---------- Stored rows ----------

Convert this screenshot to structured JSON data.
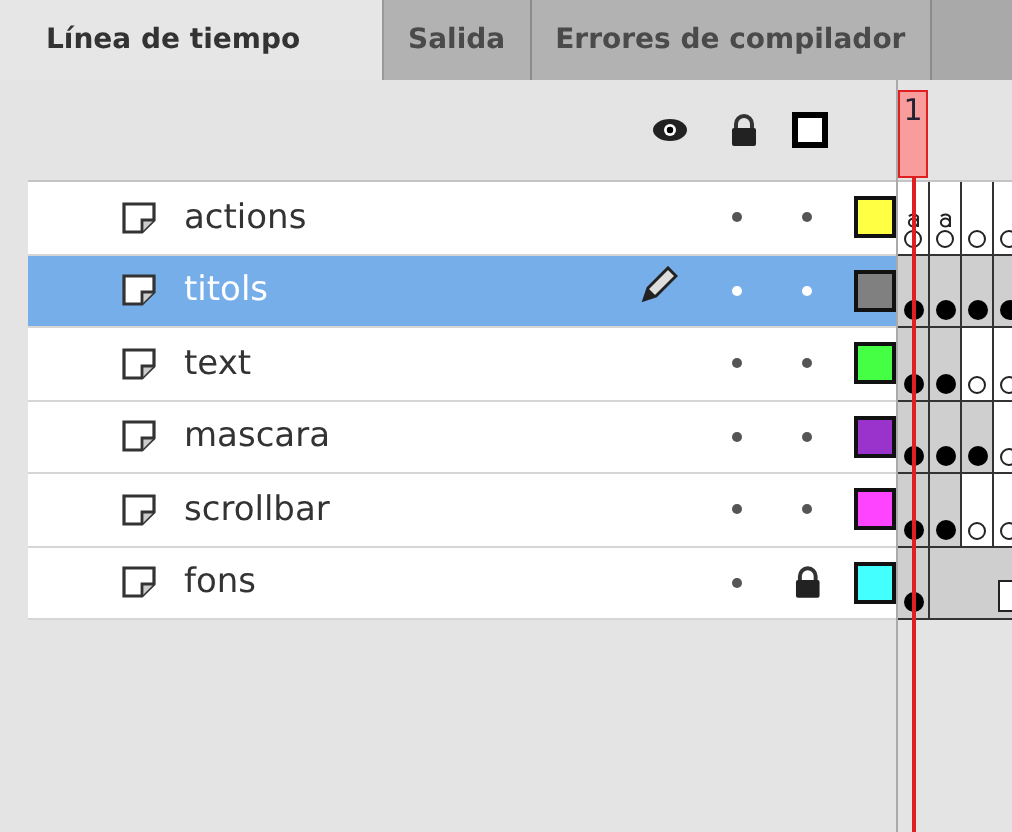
{
  "tabs": [
    {
      "label": "Línea de tiempo",
      "selected": true
    },
    {
      "label": "Salida",
      "selected": false
    },
    {
      "label": "Errores de compilador",
      "selected": false
    }
  ],
  "timeline": {
    "playhead": "1"
  },
  "layers": [
    {
      "name": "actions",
      "selected": false,
      "locked": false,
      "color": "#ffff44",
      "frames": [
        {
          "kind": "action"
        },
        {
          "kind": "action"
        },
        {
          "kind": "blank"
        },
        {
          "kind": "blank"
        }
      ]
    },
    {
      "name": "titols",
      "selected": true,
      "locked": false,
      "color": "#808080",
      "frames": [
        {
          "kind": "key"
        },
        {
          "kind": "key"
        },
        {
          "kind": "key"
        },
        {
          "kind": "key"
        }
      ]
    },
    {
      "name": "text",
      "selected": false,
      "locked": false,
      "color": "#44ff44",
      "frames": [
        {
          "kind": "key"
        },
        {
          "kind": "key"
        },
        {
          "kind": "blank"
        },
        {
          "kind": "blank"
        }
      ]
    },
    {
      "name": "mascara",
      "selected": false,
      "locked": false,
      "color": "#9933cc",
      "frames": [
        {
          "kind": "key"
        },
        {
          "kind": "key"
        },
        {
          "kind": "key"
        },
        {
          "kind": "blank"
        }
      ]
    },
    {
      "name": "scrollbar",
      "selected": false,
      "locked": false,
      "color": "#ff44ff",
      "frames": [
        {
          "kind": "key"
        },
        {
          "kind": "key"
        },
        {
          "kind": "blank"
        },
        {
          "kind": "blank"
        }
      ]
    },
    {
      "name": "fons",
      "selected": false,
      "locked": true,
      "color": "#44ffff",
      "frames": [
        {
          "kind": "key"
        },
        {
          "kind": "span"
        },
        {
          "kind": "span"
        },
        {
          "kind": "end"
        }
      ]
    }
  ]
}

----------

### Required task
The pictures should not be reproduced; quote all of the other material exactly.

### Reply to the exercise
Convert this screenshot to structured JSON data.
{
  "tabs": [
    {
      "label": "Línea de tiempo",
      "selected": true
    },
    {
      "label": "Salida",
      "selected": false
    },
    {
      "label": "Errores de compilador",
      "selected": false
    }
  ],
  "timeline": {
    "playhead": "1"
  },
  "layers": [
    {
      "name": "actions",
      "selected": false,
      "locked": false,
      "color": "#ffff44",
      "frames": [
        {
          "kind": "action"
        },
        {
          "kind": "action"
        },
        {
          "kind": "blank"
        },
        {
          "kind": "blank"
        }
      ]
    },
    {
      "name": "titols",
      "selected": true,
      "locked": false,
      "color": "#808080",
      "frames": [
        {
          "kind": "key"
        },
        {
          "kind": "key"
        },
        {
          "kind": "key"
        },
        {
          "kind": "key"
        }
      ]
    },
    {
      "name": "text",
      "selected": false,
      "locked": false,
      "color": "#44ff44",
      "frames": [
        {
          "kind": "key"
        },
        {
          "kind": "key"
        },
        {
          "kind": "blank"
        },
        {
          "kind": "blank"
        }
      ]
    },
    {
      "name": "mascara",
      "selected": false,
      "locked": false,
      "color": "#9933cc",
      "frames": [
        {
          "kind": "key"
        },
        {
          "kind": "key"
        },
        {
          "kind": "key"
        },
        {
          "kind": "blank"
        }
      ]
    },
    {
      "name": "scrollbar",
      "selected": false,
      "locked": false,
      "color": "#ff44ff",
      "frames": [
        {
          "kind": "key"
        },
        {
          "kind": "key"
        },
        {
          "kind": "blank"
        },
        {
          "kind": "blank"
        }
      ]
    },
    {
      "name": "fons",
      "selected": false,
      "locked": true,
      "color": "#44ffff",
      "frames": [
        {
          "kind": "key"
        },
        {
          "kind": "span"
        },
        {
          "kind": "span"
        },
        {
          "kind": "end"
        }
      ]
    }
  ]
}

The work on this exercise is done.